## BEGIN

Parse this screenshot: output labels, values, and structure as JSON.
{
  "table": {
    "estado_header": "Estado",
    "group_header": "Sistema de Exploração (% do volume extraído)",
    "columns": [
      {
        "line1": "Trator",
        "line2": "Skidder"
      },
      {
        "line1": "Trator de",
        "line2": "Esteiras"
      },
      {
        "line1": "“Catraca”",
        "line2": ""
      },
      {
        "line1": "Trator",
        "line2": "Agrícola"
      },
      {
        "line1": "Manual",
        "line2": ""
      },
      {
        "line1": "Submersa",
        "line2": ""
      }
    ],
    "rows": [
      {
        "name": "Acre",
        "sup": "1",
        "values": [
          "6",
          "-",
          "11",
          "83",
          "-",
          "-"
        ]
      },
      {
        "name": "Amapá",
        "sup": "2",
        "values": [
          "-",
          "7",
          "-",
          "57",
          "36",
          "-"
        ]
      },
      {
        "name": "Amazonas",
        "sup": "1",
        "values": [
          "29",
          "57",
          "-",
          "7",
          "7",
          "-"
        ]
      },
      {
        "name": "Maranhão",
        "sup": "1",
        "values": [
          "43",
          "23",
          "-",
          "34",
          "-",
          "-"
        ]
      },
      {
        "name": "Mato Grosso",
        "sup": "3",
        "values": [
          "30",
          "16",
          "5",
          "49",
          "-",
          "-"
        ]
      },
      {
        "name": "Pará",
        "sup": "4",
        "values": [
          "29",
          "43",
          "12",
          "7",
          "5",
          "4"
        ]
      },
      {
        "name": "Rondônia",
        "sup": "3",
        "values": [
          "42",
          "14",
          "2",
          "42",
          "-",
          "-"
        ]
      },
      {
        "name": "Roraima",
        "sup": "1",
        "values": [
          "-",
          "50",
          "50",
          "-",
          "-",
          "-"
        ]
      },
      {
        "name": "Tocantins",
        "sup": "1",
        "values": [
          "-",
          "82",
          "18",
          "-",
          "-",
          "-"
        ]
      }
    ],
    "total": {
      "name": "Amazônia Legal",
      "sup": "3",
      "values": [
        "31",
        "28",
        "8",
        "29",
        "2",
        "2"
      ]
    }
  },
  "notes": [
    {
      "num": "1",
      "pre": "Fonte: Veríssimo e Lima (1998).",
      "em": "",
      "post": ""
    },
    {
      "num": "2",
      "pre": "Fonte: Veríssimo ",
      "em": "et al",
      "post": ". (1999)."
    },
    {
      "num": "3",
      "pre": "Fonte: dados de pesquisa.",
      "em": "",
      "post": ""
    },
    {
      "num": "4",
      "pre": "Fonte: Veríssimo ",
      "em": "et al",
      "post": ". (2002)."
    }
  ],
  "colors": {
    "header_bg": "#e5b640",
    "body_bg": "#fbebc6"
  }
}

## END

# [What is expected]
Search the data above for the string "name" and return every line that has it.

# [Final result]
        "name": "Acre",
        "name": "Amapá",
        "name": "Amazonas",
        "name": "Maranhão",
        "name": "Mato Grosso",
        "name": "Pará",
        "name": "Rondônia",
        "name": "Roraima",
        "name": "Tocantins",
      "name": "Amazônia Legal",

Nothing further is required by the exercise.